- **WHAT TO WORK ON**: Provide an exact transcription of all the records.

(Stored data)

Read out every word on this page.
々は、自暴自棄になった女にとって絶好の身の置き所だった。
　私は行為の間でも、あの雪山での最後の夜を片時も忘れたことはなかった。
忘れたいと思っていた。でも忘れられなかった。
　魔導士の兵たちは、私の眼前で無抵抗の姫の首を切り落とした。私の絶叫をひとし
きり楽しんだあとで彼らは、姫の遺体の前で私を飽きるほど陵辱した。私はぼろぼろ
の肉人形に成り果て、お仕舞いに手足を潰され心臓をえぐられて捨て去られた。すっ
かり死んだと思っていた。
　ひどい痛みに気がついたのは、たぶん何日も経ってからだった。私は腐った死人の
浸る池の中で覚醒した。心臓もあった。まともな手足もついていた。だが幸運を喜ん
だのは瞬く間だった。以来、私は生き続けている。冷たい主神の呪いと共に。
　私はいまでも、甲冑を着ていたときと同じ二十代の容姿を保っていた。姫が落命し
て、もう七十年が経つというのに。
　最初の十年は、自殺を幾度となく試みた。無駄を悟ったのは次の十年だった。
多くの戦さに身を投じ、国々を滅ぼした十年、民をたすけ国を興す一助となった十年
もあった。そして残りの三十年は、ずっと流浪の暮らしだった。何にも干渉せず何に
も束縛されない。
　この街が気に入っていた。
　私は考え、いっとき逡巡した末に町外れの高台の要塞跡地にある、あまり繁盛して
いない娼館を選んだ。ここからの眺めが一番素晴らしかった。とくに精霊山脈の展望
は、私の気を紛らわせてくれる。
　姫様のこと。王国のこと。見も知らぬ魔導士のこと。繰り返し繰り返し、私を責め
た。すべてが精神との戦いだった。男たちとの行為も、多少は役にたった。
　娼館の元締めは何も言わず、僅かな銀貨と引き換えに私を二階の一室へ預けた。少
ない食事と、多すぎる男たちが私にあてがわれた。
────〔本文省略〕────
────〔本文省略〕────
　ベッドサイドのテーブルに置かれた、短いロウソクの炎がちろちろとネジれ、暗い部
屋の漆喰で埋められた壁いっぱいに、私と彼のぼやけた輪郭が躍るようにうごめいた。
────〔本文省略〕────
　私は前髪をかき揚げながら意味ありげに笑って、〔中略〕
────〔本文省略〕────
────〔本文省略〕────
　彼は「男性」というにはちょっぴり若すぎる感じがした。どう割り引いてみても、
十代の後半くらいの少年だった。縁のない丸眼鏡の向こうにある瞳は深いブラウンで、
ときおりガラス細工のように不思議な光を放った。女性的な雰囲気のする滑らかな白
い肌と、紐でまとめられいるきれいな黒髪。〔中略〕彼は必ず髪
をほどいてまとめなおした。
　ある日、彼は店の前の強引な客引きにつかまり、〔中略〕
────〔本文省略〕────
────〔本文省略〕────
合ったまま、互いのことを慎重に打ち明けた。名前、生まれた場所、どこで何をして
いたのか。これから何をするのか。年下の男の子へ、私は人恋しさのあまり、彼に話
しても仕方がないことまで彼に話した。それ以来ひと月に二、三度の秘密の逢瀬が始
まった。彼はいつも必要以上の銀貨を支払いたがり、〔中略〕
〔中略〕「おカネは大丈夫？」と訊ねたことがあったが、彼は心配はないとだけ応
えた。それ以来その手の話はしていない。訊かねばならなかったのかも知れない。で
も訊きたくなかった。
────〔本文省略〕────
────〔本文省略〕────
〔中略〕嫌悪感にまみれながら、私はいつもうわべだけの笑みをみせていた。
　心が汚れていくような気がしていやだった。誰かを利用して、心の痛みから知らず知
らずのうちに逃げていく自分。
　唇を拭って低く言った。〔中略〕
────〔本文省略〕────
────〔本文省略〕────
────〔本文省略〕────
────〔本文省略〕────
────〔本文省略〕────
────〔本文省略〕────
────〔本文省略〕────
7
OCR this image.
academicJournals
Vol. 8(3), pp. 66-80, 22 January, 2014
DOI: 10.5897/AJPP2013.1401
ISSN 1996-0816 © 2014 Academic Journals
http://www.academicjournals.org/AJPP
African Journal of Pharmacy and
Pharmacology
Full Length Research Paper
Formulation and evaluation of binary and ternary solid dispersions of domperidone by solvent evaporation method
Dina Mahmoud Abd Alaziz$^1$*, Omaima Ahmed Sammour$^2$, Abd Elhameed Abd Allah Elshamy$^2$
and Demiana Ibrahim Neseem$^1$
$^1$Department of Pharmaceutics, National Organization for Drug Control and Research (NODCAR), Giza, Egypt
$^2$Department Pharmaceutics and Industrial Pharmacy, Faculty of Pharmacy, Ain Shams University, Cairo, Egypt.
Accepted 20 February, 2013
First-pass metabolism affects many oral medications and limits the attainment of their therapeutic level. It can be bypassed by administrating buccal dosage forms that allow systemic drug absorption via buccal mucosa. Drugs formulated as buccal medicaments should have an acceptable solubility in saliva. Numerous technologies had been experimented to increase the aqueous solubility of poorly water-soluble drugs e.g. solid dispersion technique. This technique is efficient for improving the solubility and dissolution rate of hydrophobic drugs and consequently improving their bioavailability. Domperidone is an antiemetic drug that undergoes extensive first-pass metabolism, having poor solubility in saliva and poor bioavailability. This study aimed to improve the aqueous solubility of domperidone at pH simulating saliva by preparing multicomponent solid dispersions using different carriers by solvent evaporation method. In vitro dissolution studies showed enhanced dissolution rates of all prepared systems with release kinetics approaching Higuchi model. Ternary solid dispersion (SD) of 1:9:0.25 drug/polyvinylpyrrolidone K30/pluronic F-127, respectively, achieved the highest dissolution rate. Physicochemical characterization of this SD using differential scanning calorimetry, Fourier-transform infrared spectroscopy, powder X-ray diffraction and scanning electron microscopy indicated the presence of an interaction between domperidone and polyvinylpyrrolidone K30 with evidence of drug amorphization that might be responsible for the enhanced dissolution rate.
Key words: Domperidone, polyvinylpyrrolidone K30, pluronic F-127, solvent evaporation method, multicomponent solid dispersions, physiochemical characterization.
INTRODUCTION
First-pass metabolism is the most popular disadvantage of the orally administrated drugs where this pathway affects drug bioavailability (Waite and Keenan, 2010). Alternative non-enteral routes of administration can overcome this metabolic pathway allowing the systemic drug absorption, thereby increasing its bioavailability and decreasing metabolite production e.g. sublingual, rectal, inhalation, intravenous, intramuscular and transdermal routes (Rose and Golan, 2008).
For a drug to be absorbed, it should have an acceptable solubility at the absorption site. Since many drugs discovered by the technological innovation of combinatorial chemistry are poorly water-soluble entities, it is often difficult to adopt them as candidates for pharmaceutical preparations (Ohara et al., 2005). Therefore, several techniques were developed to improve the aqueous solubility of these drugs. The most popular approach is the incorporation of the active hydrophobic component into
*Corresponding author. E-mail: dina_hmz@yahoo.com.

- **CORRECT ANSWER**:
Read out every word on this page.
々は、自暴自棄になった女にとって絶好の身の置き所だった。
　私は行為の間でも、あの雪山での最後の夜を片時も忘れたことはなかった。
忘れたいと思っていた。でも忘れられなかった。
　魔導士の兵たちは、私の眼前で無抵抗の姫の首を切り落とした。私の絶叫をひとし
きり楽しんだあとで彼らは、姫の遺体の前で私を飽きるほど陵辱した。私はぼろぼろ
の肉人形に成り果て、お仕舞いに手足を潰され心臓をえぐられて捨て去られた。すっ
かり死んだと思っていた。
　ひどい痛みに気がついたのは、たぶん何日も経ってからだった。私は腐った死人の
浸る池の中で覚醒した。心臓もあった。まともな手足もついていた。だが幸運を喜ん
だのは瞬く間だった。以来、私は生き続けている。冷たい主神の呪いと共に。
　私はいまでも、甲冑を着ていたときと同じ二十代の容姿を保っていた。姫が落命し
て、もう七十年が経つというのに。
　最初の十年は、自殺を幾度となく試みた。無駄を悟ったのは次の十年だった。
多くの戦さに身を投じ、国々を滅ぼした十年、民をたすけ国を興す一助となった十年
もあった。そして残りの三十年は、ずっと流浪の暮らしだった。何にも干渉せず何に
も束縛されない。
　この街が気に入っていた。
　私は考え、いっとき逡巡した末に町外れの高台の要塞跡地にある、あまり繁盛して
いない娼館を選んだ。ここからの眺めが一番素晴らしかった。とくに精霊山脈の展望
は、私の気を紛らわせてくれる。
　姫様のこと。王国のこと。見も知らぬ魔導士のこと。繰り返し繰り返し、私を責め
た。すべてが精神との戦いだった。男たちとの行為も、多少は役にたった。
　娼館の元締めは何も言わず、僅かな銀貨と引き換えに私を二階の一室へ預けた。少
ない食事と、多すぎる男たちが私にあてがわれた。
────〔本文省略〕────
────〔本文省略〕────
　ベッドサイドのテーブルに置かれた、短いロウソクの炎がちろちろとネジれ、暗い部
屋の漆喰で埋められた壁いっぱいに、私と彼のぼやけた輪郭が躍るようにうごめいた。
────〔本文省略〕────
　私は前髪をかき揚げながら意味ありげに笑って、〔中略〕
────〔本文省略〕────
────〔本文省略〕────
　彼は「男性」というにはちょっぴり若すぎる感じがした。どう割り引いてみても、
十代の後半くらいの少年だった。縁のない丸眼鏡の向こうにある瞳は深いブラウンで、
ときおりガラス細工のように不思議な光を放った。女性的な雰囲気のする滑らかな白
い肌と、紐でまとめられいるきれいな黒髪。〔中略〕彼は必ず髪
をほどいてまとめなおした。
　ある日、彼は店の前の強引な客引きにつかまり、〔中略〕
────〔本文省略〕────
────〔本文省略〕────
合ったまま、互いのことを慎重に打ち明けた。名前、生まれた場所、どこで何をして
いたのか。これから何をするのか。年下の男の子へ、私は人恋しさのあまり、彼に話
しても仕方がないことまで彼に話した。それ以来ひと月に二、三度の秘密の逢瀬が始
まった。彼はいつも必要以上の銀貨を支払いたがり、〔中略〕
〔中略〕「おカネは大丈夫？」と訊ねたことがあったが、彼は心配はないとだけ応
えた。それ以来その手の話はしていない。訊かねばならなかったのかも知れない。で
も訊きたくなかった。
────〔本文省略〕────
────〔本文省略〕────
〔中略〕嫌悪感にまみれながら、私はいつもうわべだけの笑みをみせていた。
　心が汚れていくような気がしていやだった。誰かを利用して、心の痛みから知らず知
らずのうちに逃げていく自分。
　唇を拭って低く言った。〔中略〕
────〔本文省略〕────
────〔本文省略〕────
────〔本文省略〕────
────〔本文省略〕────
────〔本文省略〕────
────〔本文省略〕────
────〔本文省略〕────
7
OCR this image.
academicJournals
Vol. 8(3), pp. 66-80, 22 January, 2014
DOI: 10.5897/AJPP2013.1401
ISSN 1996-0816 © 2014 Academic Journals
http://www.academicjournals.org/AJPP
African Journal of Pharmacy and
Pharmacology
Full Length Research Paper
Formulation and evaluation of binary and ternary solid dispersions of domperidone by solvent evaporation method
Dina Mahmoud Abd Alaziz$^1$*, Omaima Ahmed Sammour$^2$, Abd Elhameed Abd Allah Elshamy$^2$
and Demiana Ibrahim Neseem$^1$
$^1$Department of Pharmaceutics, National Organization for Drug Control and Research (NODCAR), Giza, Egypt
$^2$Department Pharmaceutics and Industrial Pharmacy, Faculty of Pharmacy, Ain Shams University, Cairo, Egypt.
Accepted 20 February, 2013
First-pass metabolism affects many oral medications and limits the attainment of their therapeutic level. It can be bypassed by administrating buccal dosage forms that allow systemic drug absorption via buccal mucosa. Drugs formulated as buccal medicaments should have an acceptable solubility in saliva. Numerous technologies had been experimented to increase the aqueous solubility of poorly water-soluble drugs e.g. solid dispersion technique. This technique is efficient for improving the solubility and dissolution rate of hydrophobic drugs and consequently improving their bioavailability. Domperidone is an antiemetic drug that undergoes extensive first-pass metabolism, having poor solubility in saliva and poor bioavailability. This study aimed to improve the aqueous solubility of domperidone at pH simulating saliva by preparing multicomponent solid dispersions using different carriers by solvent evaporation method. In vitro dissolution studies showed enhanced dissolution rates of all prepared systems with release kinetics approaching Higuchi model. Ternary solid dispersion (SD) of 1:9:0.25 drug/polyvinylpyrrolidone K30/pluronic F-127, respectively, achieved the highest dissolution rate. Physicochemical characterization of this SD using differential scanning calorimetry, Fourier-transform infrared spectroscopy, powder X-ray diffraction and scanning electron microscopy indicated the presence of an interaction between domperidone and polyvinylpyrrolidone K30 with evidence of drug amorphization that might be responsible for the enhanced dissolution rate.
Key words: Domperidone, polyvinylpyrrolidone K30, pluronic F-127, solvent evaporation method, multicomponent solid dispersions, physiochemical characterization.
INTRODUCTION
First-pass metabolism is the most popular disadvantage of the orally administrated drugs where this pathway affects drug bioavailability (Waite and Keenan, 2010). Alternative non-enteral routes of administration can overcome this metabolic pathway allowing the systemic drug absorption, thereby increasing its bioavailability and decreasing metabolite production e.g. sublingual, rectal, inhalation, intravenous, intramuscular and transdermal routes (Rose and Golan, 2008).
For a drug to be absorbed, it should have an acceptable solubility at the absorption site. Since many drugs discovered by the technological innovation of combinatorial chemistry are poorly water-soluble entities, it is often difficult to adopt them as candidates for pharmaceutical preparations (Ohara et al., 2005). Therefore, several techniques were developed to improve the aqueous solubility of these drugs. The most popular approach is the incorporation of the active hydrophobic component into
*Corresponding author. E-mail: dina_hmz@yahoo.com.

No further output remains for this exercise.